══ Provided entries
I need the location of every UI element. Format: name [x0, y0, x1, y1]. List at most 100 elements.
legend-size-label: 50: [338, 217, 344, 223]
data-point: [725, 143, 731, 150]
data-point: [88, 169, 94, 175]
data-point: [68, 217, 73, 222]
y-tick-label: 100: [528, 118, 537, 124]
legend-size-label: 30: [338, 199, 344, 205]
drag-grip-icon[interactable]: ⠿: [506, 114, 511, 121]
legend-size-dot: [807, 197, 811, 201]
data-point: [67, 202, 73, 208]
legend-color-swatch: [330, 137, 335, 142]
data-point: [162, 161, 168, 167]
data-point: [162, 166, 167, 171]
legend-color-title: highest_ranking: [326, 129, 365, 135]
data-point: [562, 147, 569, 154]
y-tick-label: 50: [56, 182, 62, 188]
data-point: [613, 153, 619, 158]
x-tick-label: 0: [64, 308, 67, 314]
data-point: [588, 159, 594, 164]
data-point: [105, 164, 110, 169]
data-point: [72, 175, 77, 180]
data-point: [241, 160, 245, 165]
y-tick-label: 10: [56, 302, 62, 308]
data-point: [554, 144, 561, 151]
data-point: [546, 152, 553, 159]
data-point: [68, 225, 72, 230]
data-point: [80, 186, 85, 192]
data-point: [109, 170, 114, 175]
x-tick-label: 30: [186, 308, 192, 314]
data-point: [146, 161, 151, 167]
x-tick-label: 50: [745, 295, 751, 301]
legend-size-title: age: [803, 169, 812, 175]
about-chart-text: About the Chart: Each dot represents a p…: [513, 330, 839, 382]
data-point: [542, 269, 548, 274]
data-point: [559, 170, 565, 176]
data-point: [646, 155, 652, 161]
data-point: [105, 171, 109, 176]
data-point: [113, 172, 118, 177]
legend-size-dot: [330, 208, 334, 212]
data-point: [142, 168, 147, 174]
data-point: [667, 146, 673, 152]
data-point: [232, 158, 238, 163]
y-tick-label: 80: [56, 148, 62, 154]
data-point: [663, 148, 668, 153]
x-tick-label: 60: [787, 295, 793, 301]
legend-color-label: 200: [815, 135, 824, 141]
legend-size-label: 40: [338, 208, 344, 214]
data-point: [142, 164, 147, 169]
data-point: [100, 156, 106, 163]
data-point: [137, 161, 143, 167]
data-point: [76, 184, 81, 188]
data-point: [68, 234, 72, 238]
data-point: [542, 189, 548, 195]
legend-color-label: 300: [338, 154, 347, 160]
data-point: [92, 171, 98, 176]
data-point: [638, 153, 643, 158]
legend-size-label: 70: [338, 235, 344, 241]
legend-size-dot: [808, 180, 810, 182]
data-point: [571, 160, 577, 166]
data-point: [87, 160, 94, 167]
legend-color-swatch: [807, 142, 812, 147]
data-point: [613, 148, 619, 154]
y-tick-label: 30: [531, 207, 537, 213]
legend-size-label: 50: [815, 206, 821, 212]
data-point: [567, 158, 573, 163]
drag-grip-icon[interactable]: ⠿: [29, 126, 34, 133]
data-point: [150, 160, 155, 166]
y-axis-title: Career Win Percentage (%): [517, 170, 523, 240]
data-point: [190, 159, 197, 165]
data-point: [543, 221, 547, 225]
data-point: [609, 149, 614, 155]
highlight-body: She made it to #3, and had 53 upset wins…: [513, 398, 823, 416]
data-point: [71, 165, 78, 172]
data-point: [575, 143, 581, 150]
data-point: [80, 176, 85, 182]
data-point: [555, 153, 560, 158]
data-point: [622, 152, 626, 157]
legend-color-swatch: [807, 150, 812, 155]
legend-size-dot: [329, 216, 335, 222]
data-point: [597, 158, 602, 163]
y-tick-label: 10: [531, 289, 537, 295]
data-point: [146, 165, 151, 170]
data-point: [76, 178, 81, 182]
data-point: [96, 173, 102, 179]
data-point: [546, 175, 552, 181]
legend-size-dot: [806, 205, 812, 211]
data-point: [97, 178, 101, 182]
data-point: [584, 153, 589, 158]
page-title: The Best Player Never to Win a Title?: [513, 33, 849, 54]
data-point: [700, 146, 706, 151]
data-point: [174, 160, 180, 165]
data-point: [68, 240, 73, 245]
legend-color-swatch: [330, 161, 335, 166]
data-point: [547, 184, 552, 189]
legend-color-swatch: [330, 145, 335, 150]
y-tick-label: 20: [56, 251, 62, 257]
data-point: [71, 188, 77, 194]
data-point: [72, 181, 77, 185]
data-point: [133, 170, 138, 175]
════
### Set exercise
Render the data as a numbered list, from its first line through the line that contains "legend-size-title: age: [803, 169, 812, 175]", leaving out any blank lines.

### Answer to this exercise
1. I need the location of every UI element. Format: name [x0, y0, x1, y1]. List at most 100 elements.
2. legend-size-label: 50: [338, 217, 344, 223]
3. data-point: [725, 143, 731, 150]
4. data-point: [88, 169, 94, 175]
5. data-point: [68, 217, 73, 222]
6. y-tick-label: 100: [528, 118, 537, 124]
7. legend-size-label: 30: [338, 199, 344, 205]
8. drag-grip-icon[interactable]: ⠿: [506, 114, 511, 121]
9. legend-size-dot: [807, 197, 811, 201]
10. data-point: [67, 202, 73, 208]
11. legend-color-swatch: [330, 137, 335, 142]
12. data-point: [162, 161, 168, 167]
13. data-point: [162, 166, 167, 171]
14. legend-color-title: highest_ranking: [326, 129, 365, 135]
15. data-point: [562, 147, 569, 154]
16. y-tick-label: 50: [56, 182, 62, 188]
17. data-point: [613, 153, 619, 158]
18. x-tick-label: 0: [64, 308, 67, 314]
19. data-point: [588, 159, 594, 164]
20. data-point: [105, 164, 110, 169]
21. data-point: [72, 175, 77, 180]
22. data-point: [241, 160, 245, 165]
23. y-tick-label: 10: [56, 302, 62, 308]
24. data-point: [554, 144, 561, 151]
25. data-point: [546, 152, 553, 159]
26. data-point: [68, 225, 72, 230]
27. data-point: [80, 186, 85, 192]
28. data-point: [109, 170, 114, 175]
29. x-tick-label: 30: [186, 308, 192, 314]
30. data-point: [146, 161, 151, 167]
31. x-tick-label: 50: [745, 295, 751, 301]
32. legend-size-title: age: [803, 169, 812, 175]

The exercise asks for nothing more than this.